● Written task: Copy out all lines of the records in which the word "name" appears.

=== Material supplied ===

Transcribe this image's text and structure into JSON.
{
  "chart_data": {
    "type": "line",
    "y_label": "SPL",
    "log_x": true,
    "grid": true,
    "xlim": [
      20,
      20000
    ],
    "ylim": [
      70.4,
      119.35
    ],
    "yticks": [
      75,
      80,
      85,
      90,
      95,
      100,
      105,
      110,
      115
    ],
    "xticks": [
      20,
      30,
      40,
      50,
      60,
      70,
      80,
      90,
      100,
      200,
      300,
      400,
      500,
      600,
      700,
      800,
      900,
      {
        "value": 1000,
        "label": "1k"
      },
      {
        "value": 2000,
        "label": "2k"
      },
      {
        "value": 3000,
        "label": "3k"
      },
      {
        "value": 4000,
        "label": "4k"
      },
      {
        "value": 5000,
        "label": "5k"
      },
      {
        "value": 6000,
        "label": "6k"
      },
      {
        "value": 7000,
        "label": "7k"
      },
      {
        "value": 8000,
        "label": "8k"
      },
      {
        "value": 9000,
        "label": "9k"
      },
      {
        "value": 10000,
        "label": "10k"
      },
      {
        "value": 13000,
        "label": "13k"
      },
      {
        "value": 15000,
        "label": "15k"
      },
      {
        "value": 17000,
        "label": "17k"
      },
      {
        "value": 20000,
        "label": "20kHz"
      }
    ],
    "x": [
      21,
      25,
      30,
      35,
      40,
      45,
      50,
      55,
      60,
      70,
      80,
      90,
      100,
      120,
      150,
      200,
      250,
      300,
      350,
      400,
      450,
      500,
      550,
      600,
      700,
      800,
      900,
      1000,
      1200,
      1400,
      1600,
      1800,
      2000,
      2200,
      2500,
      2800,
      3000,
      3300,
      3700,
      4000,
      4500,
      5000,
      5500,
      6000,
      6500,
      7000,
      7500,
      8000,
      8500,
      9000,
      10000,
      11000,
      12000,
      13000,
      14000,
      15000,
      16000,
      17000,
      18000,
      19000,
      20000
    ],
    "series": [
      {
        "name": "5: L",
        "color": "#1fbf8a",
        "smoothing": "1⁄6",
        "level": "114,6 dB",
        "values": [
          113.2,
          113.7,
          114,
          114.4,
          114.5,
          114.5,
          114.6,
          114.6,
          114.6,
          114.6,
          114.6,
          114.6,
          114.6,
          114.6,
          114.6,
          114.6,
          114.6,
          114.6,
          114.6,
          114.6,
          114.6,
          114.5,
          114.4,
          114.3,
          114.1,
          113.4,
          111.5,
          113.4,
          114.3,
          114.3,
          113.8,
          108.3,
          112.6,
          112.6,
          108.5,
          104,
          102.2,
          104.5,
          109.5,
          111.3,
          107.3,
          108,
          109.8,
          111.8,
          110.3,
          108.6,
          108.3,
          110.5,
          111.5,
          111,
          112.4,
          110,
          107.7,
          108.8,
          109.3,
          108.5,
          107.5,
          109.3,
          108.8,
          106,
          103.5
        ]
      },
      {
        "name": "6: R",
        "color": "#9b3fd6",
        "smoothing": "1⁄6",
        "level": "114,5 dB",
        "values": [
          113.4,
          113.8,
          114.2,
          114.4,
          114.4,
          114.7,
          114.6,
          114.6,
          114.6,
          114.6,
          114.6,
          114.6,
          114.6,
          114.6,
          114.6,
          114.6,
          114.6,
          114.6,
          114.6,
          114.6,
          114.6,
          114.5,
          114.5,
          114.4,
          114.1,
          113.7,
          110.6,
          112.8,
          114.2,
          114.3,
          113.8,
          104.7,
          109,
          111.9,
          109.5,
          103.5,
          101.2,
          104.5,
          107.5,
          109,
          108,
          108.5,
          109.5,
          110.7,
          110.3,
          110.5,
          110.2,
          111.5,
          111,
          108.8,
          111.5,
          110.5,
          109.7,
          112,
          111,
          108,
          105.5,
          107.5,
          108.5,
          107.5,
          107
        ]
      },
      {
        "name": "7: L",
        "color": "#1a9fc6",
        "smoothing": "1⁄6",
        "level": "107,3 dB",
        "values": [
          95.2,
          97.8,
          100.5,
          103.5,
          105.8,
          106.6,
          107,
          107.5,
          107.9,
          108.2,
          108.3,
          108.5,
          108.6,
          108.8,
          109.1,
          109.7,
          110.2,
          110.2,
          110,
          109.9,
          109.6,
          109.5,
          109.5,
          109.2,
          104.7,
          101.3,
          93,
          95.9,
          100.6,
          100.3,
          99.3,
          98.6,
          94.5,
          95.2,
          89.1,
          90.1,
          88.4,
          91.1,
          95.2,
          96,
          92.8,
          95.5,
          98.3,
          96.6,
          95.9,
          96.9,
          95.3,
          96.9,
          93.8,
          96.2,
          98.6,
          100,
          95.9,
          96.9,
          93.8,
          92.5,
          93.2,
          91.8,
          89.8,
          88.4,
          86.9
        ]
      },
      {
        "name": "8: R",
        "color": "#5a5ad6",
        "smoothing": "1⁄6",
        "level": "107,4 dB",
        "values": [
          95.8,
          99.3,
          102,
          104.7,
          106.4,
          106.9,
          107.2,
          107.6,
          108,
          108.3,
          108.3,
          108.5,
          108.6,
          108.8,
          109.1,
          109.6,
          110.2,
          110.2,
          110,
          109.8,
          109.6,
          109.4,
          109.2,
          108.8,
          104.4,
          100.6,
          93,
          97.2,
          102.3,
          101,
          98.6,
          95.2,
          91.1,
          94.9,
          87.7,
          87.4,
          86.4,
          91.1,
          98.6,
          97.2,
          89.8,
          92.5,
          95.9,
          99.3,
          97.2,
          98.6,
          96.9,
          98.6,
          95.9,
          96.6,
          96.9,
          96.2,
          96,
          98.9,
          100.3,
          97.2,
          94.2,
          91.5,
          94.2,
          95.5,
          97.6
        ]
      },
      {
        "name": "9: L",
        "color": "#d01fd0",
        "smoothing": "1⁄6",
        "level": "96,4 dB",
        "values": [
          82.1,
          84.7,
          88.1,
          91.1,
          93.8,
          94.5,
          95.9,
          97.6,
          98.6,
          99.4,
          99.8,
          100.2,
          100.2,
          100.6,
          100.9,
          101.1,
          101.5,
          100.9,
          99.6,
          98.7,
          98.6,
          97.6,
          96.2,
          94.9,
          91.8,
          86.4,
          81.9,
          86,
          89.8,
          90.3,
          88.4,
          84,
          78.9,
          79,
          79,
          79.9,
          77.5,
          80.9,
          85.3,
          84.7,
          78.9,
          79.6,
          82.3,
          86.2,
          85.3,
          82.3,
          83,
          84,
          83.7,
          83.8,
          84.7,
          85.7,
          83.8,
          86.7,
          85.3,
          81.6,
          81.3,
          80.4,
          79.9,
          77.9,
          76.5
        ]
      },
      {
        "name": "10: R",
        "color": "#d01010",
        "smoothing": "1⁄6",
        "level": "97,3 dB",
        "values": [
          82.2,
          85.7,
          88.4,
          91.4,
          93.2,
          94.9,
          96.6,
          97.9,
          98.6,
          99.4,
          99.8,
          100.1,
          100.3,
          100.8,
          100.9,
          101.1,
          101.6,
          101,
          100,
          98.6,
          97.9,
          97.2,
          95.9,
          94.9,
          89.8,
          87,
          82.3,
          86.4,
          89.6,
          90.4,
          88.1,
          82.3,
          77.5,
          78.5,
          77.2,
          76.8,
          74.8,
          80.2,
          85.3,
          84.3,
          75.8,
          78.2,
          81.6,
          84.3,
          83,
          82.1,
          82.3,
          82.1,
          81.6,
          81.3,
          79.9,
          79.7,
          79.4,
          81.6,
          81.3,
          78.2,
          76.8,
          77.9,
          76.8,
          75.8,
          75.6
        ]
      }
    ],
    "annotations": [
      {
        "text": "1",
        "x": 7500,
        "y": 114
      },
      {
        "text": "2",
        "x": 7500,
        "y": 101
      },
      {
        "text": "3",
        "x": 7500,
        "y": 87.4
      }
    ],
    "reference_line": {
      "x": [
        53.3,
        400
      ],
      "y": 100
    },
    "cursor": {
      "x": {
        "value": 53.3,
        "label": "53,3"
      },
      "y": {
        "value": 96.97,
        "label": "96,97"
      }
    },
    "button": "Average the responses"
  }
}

===

● Output:
        "name": "5: L",
        "name": "6: R",
        "name": "7: L",
        "name": "8: R",
        "name": "9: L",
        "name": "10: R",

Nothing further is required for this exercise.